[Collected data entries]
########

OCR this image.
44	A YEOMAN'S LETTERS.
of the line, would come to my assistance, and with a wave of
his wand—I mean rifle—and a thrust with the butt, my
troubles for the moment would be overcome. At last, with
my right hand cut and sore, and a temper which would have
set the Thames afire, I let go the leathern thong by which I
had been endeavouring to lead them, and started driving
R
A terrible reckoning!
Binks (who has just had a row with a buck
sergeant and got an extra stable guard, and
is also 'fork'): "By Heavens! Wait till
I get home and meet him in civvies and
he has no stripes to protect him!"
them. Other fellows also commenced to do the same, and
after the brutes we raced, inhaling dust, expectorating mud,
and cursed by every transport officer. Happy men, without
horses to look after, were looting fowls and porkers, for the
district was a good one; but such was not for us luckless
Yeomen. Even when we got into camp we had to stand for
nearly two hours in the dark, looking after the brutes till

########

TO DO: All lines above containing the string "till" are to be collected.

ANSWER FOR THE TASK:
is also 'fork'): "By Heavens! Wait till
nearly two hours in the dark, looking after the brutes till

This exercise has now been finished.